**Do this**
Find every line in the records below that holds the word "type", and copy each one.

** START Provided records **

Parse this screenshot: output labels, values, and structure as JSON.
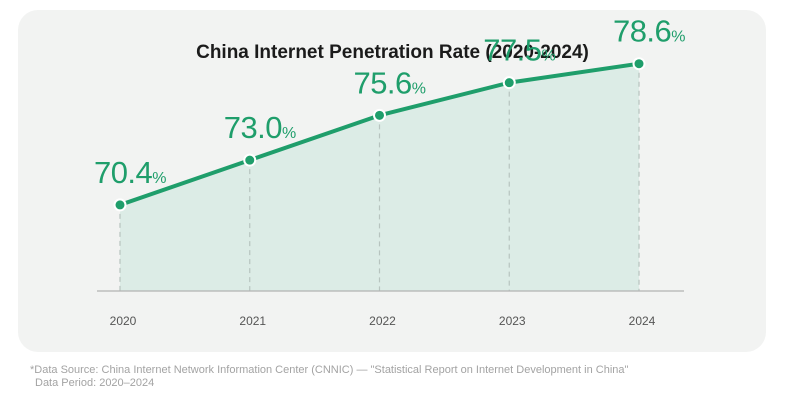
{
  "chart_data": {
    "type": "area",
    "title": "China Internet Penetration Rate (2020-2024)",
    "categories": [
      "2020",
      "2021",
      "2022",
      "2023",
      "2024"
    ],
    "values": [
      70.4,
      73.0,
      75.6,
      77.5,
      78.6
    ],
    "data_labels": [
      "70.4",
      "73.0",
      "75.6",
      "77.5",
      "78.6"
    ],
    "value_suffix": "%",
    "xlabel": "",
    "ylabel": "",
    "ylim": [
      65.4,
      82.3
    ],
    "grid": false,
    "legend": "none",
    "colors": {
      "line": "#1f9e6b",
      "area": "#dcece6",
      "marker_fill": "#1f9e6b",
      "marker_stroke": "#ffffff",
      "drop_line": "#b7c4bf",
      "baseline": "#b3b3b3"
    }
  },
  "footnote": {
    "source": "*Data Source: China Internet Network Information Center (CNNIC) — \"Statistical Report on Internet Development in China\"",
    "period": "Data Period: 2020–2024"
  }
}
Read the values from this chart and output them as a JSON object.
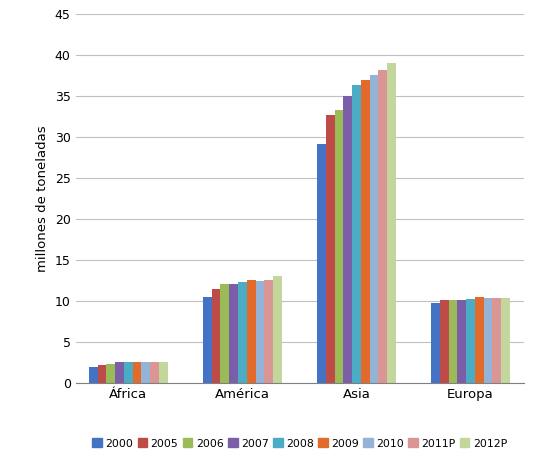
{
  "categories": [
    "África",
    "América",
    "Asia",
    "Europa"
  ],
  "years": [
    "2000",
    "2005",
    "2006",
    "2007",
    "2008",
    "2009",
    "2010",
    "2011P",
    "2012P"
  ],
  "colors": [
    "#4472C4",
    "#BE4B48",
    "#9BBB59",
    "#7A5EA7",
    "#4BACC6",
    "#E26B2C",
    "#95B3D7",
    "#D99695",
    "#C3D69B"
  ],
  "values": {
    "África": [
      1.9,
      2.2,
      2.3,
      2.5,
      2.6,
      2.6,
      2.6,
      2.6,
      2.6
    ],
    "América": [
      10.5,
      11.5,
      12.1,
      12.1,
      12.3,
      12.5,
      12.4,
      12.6,
      13.0
    ],
    "Asia": [
      29.2,
      32.7,
      33.3,
      35.0,
      36.4,
      37.0,
      37.5,
      38.2,
      39.0
    ],
    "Europa": [
      9.8,
      10.1,
      10.1,
      10.1,
      10.2,
      10.5,
      10.3,
      10.4,
      10.3
    ]
  },
  "ylabel": "millones de toneladas",
  "ylim": [
    0,
    45
  ],
  "yticks": [
    0,
    5,
    10,
    15,
    20,
    25,
    30,
    35,
    40,
    45
  ],
  "background_color": "#ffffff",
  "grid_color": "#c0c0c0"
}
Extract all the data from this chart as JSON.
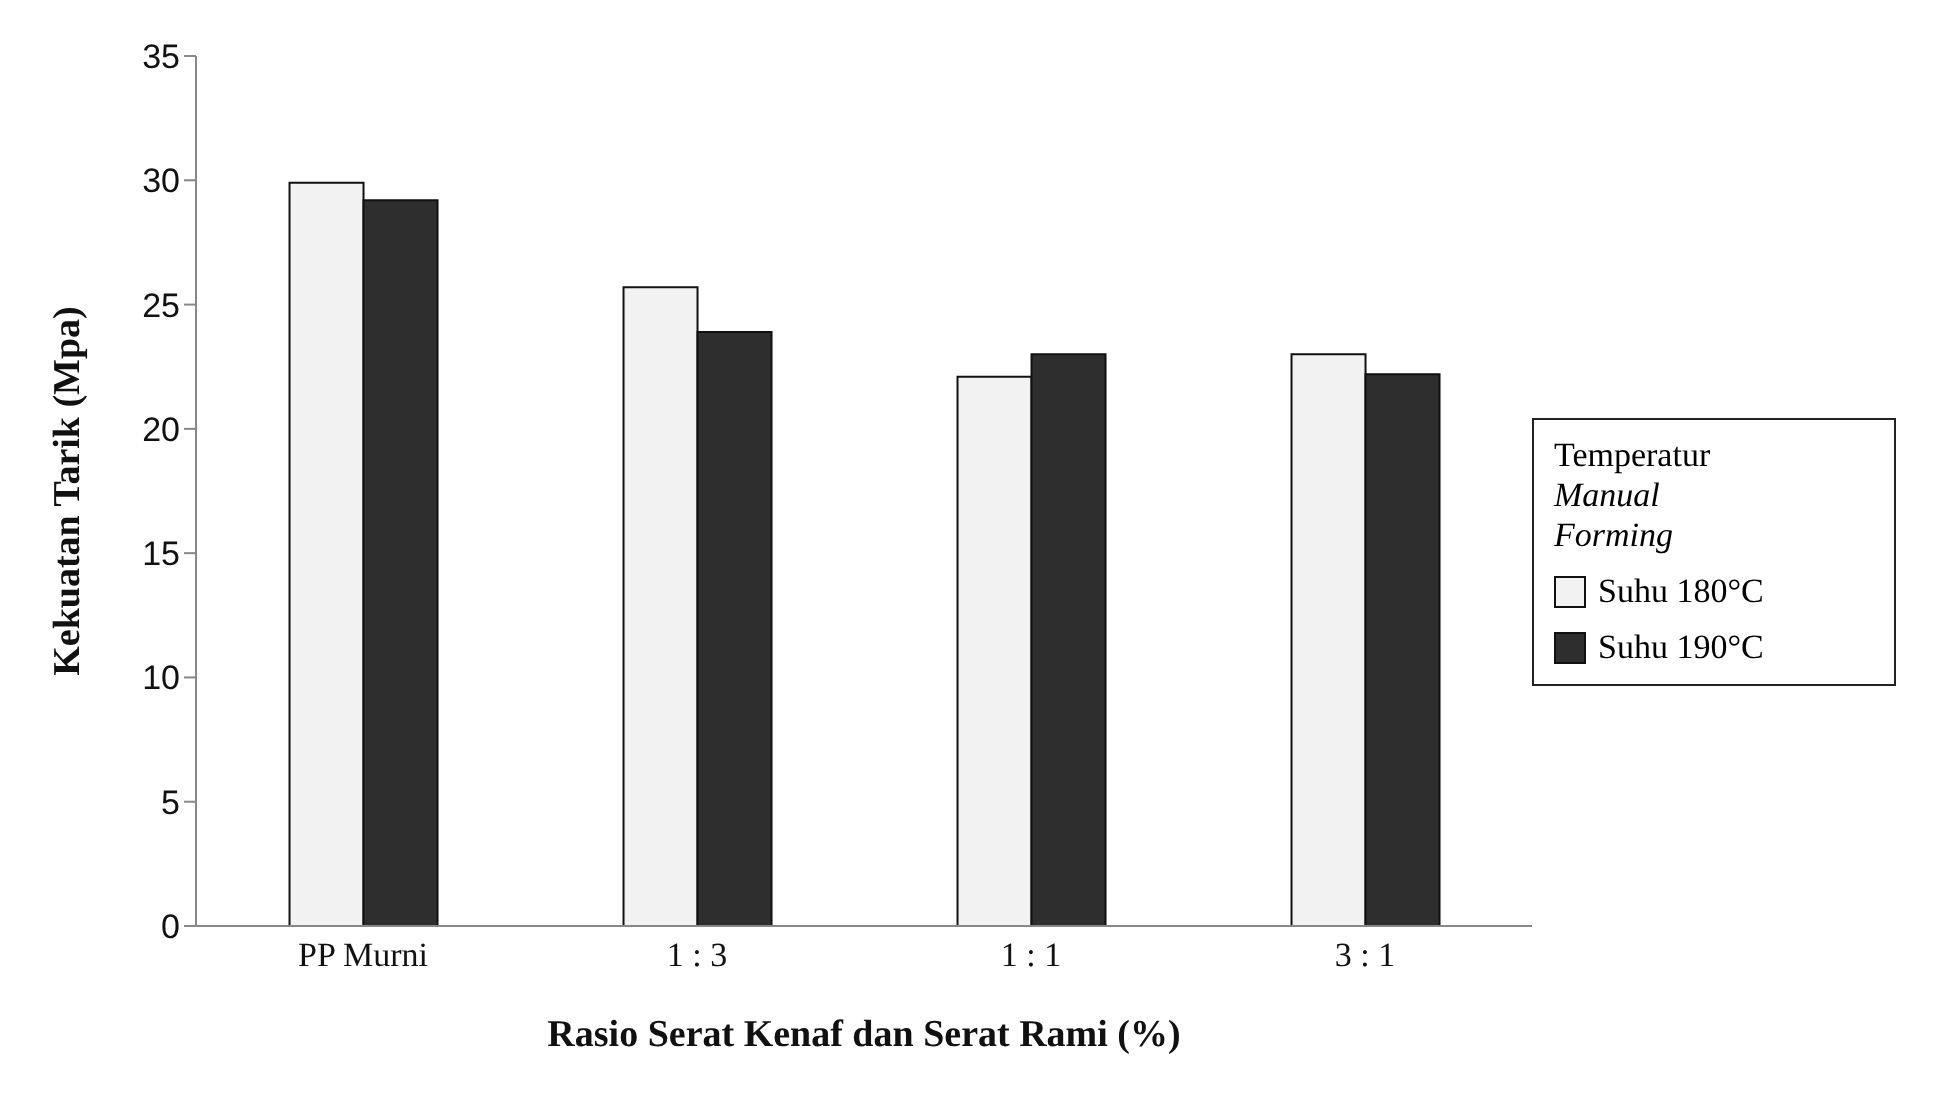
{
  "chart_data": {
    "type": "bar",
    "xlabel": "Rasio Serat Kenaf dan Serat Rami (%)",
    "ylabel": "Kekuatan Tarik (Mpa)",
    "legend_title": "Temperatur Manual Forming",
    "categories": [
      "PP Murni",
      "1 : 3",
      "1 : 1",
      "3 : 1"
    ],
    "series": [
      {
        "name": "Suhu 180°C",
        "color": "#f2f2f2",
        "values": [
          29.9,
          25.7,
          22.1,
          23.0
        ]
      },
      {
        "name": "Suhu 190°C",
        "color": "#2e2e2e",
        "values": [
          29.2,
          23.9,
          23.0,
          22.2
        ]
      }
    ],
    "ylim": [
      0,
      35
    ],
    "yticks": [
      0,
      5,
      10,
      15,
      20,
      25,
      30,
      35
    ],
    "grid": false,
    "legend": "right"
  }
}
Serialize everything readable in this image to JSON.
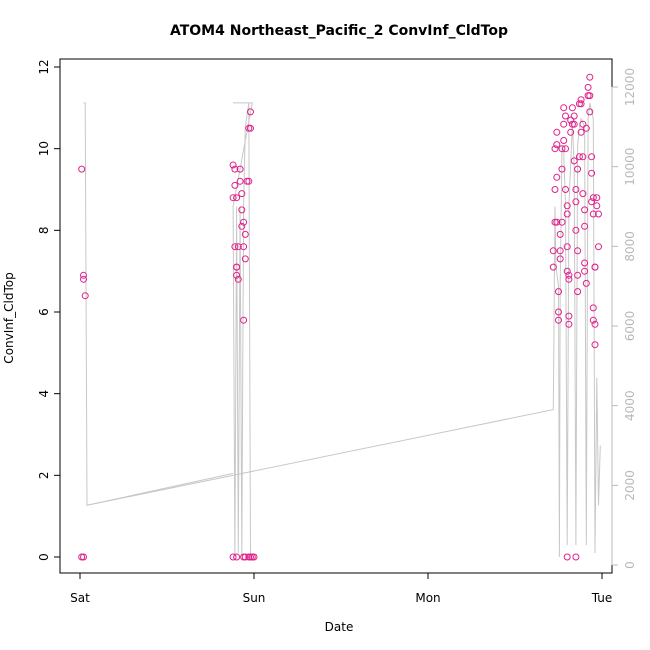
{
  "chart_data": {
    "type": "scatter",
    "title": "ATOM4 Northeast_Pacific_2 ConvInf_CldTop",
    "xlabel": "Date",
    "ylabel": "ConvInf_CldTop",
    "x_ticks": [
      {
        "t": 0.0,
        "label": "Sat"
      },
      {
        "t": 1.0,
        "label": "Sun"
      },
      {
        "t": 2.0,
        "label": "Mon"
      },
      {
        "t": 3.0,
        "label": "Tue"
      }
    ],
    "xlim": [
      0,
      3.05
    ],
    "ylim": [
      0,
      12
    ],
    "y_ticks": [
      0,
      2,
      4,
      6,
      8,
      10,
      12
    ],
    "y2_lim": [
      0,
      12000
    ],
    "y2_ticks": [
      0,
      2000,
      4000,
      6000,
      8000,
      10000,
      12000
    ],
    "colors": {
      "points": "#e0208a",
      "line": "#c8c8c8",
      "axis": "#000000",
      "right_axis": "#b8b8b8"
    },
    "series": [
      {
        "type": "scatter",
        "axis": "left",
        "points": [
          [
            0.01,
            0.0
          ],
          [
            0.02,
            0.0
          ],
          [
            0.01,
            9.5
          ],
          [
            0.02,
            6.9
          ],
          [
            0.02,
            6.8
          ],
          [
            0.03,
            6.4
          ],
          [
            0.88,
            9.6
          ],
          [
            0.89,
            9.5
          ],
          [
            0.89,
            9.1
          ],
          [
            0.88,
            8.8
          ],
          [
            0.9,
            8.8
          ],
          [
            0.89,
            7.6
          ],
          [
            0.9,
            7.1
          ],
          [
            0.9,
            7.1
          ],
          [
            0.9,
            6.9
          ],
          [
            0.91,
            6.8
          ],
          [
            0.88,
            0.0
          ],
          [
            0.9,
            0.0
          ],
          [
            0.91,
            7.6
          ],
          [
            0.92,
            9.2
          ],
          [
            0.92,
            9.5
          ],
          [
            0.93,
            8.9
          ],
          [
            0.93,
            8.5
          ],
          [
            0.93,
            8.1
          ],
          [
            0.94,
            8.2
          ],
          [
            0.94,
            7.6
          ],
          [
            0.95,
            7.9
          ],
          [
            0.95,
            7.3
          ],
          [
            0.94,
            5.8
          ],
          [
            0.94,
            0.0
          ],
          [
            0.95,
            0.0
          ],
          [
            0.96,
            9.2
          ],
          [
            0.97,
            9.2
          ],
          [
            0.97,
            10.5
          ],
          [
            0.98,
            10.5
          ],
          [
            0.98,
            10.9
          ],
          [
            0.97,
            0.0
          ],
          [
            0.98,
            0.0
          ],
          [
            0.99,
            0.0
          ],
          [
            1.0,
            0.0
          ],
          [
            2.72,
            7.5
          ],
          [
            2.72,
            7.1
          ],
          [
            2.73,
            8.2
          ],
          [
            2.73,
            9.0
          ],
          [
            2.73,
            10.0
          ],
          [
            2.74,
            10.1
          ],
          [
            2.74,
            10.4
          ],
          [
            2.74,
            9.3
          ],
          [
            2.74,
            8.2
          ],
          [
            2.75,
            6.5
          ],
          [
            2.75,
            6.0
          ],
          [
            2.75,
            5.8
          ],
          [
            2.76,
            7.3
          ],
          [
            2.76,
            7.5
          ],
          [
            2.76,
            7.9
          ],
          [
            2.77,
            8.2
          ],
          [
            2.77,
            10.0
          ],
          [
            2.77,
            9.5
          ],
          [
            2.78,
            10.2
          ],
          [
            2.78,
            10.6
          ],
          [
            2.78,
            11.0
          ],
          [
            2.79,
            10.8
          ],
          [
            2.79,
            10.0
          ],
          [
            2.79,
            9.0
          ],
          [
            2.8,
            8.6
          ],
          [
            2.8,
            8.4
          ],
          [
            2.8,
            7.6
          ],
          [
            2.8,
            7.0
          ],
          [
            2.81,
            6.8
          ],
          [
            2.81,
            6.9
          ],
          [
            2.81,
            5.9
          ],
          [
            2.81,
            5.7
          ],
          [
            2.8,
            0.0
          ],
          [
            2.82,
            10.4
          ],
          [
            2.82,
            10.7
          ],
          [
            2.83,
            10.6
          ],
          [
            2.83,
            11.0
          ],
          [
            2.84,
            10.8
          ],
          [
            2.84,
            10.6
          ],
          [
            2.84,
            9.7
          ],
          [
            2.85,
            9.0
          ],
          [
            2.85,
            8.7
          ],
          [
            2.85,
            8.0
          ],
          [
            2.86,
            7.5
          ],
          [
            2.86,
            6.9
          ],
          [
            2.86,
            6.5
          ],
          [
            2.85,
            0.0
          ],
          [
            2.86,
            9.5
          ],
          [
            2.87,
            9.8
          ],
          [
            2.87,
            11.1
          ],
          [
            2.88,
            11.2
          ],
          [
            2.88,
            11.1
          ],
          [
            2.88,
            10.4
          ],
          [
            2.89,
            10.6
          ],
          [
            2.89,
            9.8
          ],
          [
            2.89,
            8.9
          ],
          [
            2.9,
            8.5
          ],
          [
            2.9,
            8.1
          ],
          [
            2.9,
            7.2
          ],
          [
            2.9,
            7.0
          ],
          [
            2.91,
            6.7
          ],
          [
            2.91,
            10.5
          ],
          [
            2.92,
            11.3
          ],
          [
            2.92,
            11.5
          ],
          [
            2.93,
            11.3
          ],
          [
            2.93,
            11.75
          ],
          [
            2.93,
            10.9
          ],
          [
            2.94,
            9.8
          ],
          [
            2.94,
            9.4
          ],
          [
            2.94,
            8.7
          ],
          [
            2.95,
            8.4
          ],
          [
            2.95,
            8.8
          ],
          [
            2.96,
            7.1
          ],
          [
            2.96,
            7.1
          ],
          [
            2.95,
            6.1
          ],
          [
            2.95,
            5.8
          ],
          [
            2.96,
            5.7
          ],
          [
            2.96,
            5.2
          ],
          [
            2.97,
            8.8
          ],
          [
            2.98,
            8.4
          ],
          [
            2.98,
            7.6
          ],
          [
            2.97,
            8.6
          ]
        ]
      },
      {
        "type": "line",
        "axis": "right",
        "points": [
          [
            0.02,
            11600
          ],
          [
            0.03,
            11600
          ],
          [
            0.04,
            1500
          ],
          [
            0.04,
            1500
          ],
          [
            2.72,
            3900
          ],
          [
            2.73,
            9000
          ],
          [
            2.735,
            7500
          ],
          [
            2.75,
            7000
          ],
          [
            2.755,
            200
          ],
          [
            2.76,
            7000
          ],
          [
            2.77,
            10500
          ],
          [
            2.78,
            10400
          ],
          [
            2.79,
            9000
          ],
          [
            2.8,
            500
          ],
          [
            2.81,
            9000
          ],
          [
            2.83,
            11100
          ],
          [
            2.84,
            10000
          ],
          [
            2.85,
            500
          ],
          [
            2.86,
            10500
          ],
          [
            2.87,
            11000
          ],
          [
            2.88,
            11200
          ],
          [
            2.9,
            11000
          ],
          [
            2.91,
            500
          ],
          [
            2.92,
            11200
          ],
          [
            2.93,
            11600
          ],
          [
            2.95,
            11200
          ],
          [
            2.96,
            300
          ],
          [
            2.97,
            4700
          ],
          [
            2.98,
            1500
          ],
          [
            2.99,
            3000
          ]
        ]
      },
      {
        "type": "line",
        "axis": "right",
        "points": [
          [
            0.88,
            11600
          ],
          [
            0.99,
            11600
          ],
          [
            0.88,
            9000
          ],
          [
            0.89,
            200
          ],
          [
            0.9,
            9000
          ],
          [
            0.91,
            300
          ],
          [
            0.92,
            9000
          ],
          [
            0.93,
            200
          ],
          [
            0.94,
            9000
          ],
          [
            0.95,
            11000
          ],
          [
            0.97,
            11600
          ],
          [
            0.98,
            200
          ]
        ]
      },
      {
        "type": "line",
        "axis": "right",
        "points": [
          [
            0.04,
            1500
          ],
          [
            0.88,
            2300
          ]
        ]
      }
    ]
  }
}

** END Provided records **

**Result of the exercise**
    "type": "area",
    "type": "bar",
    "type": "scatter",
        "type": "scatter",
        "type": "line",
        "type": "line",
        "type": "line",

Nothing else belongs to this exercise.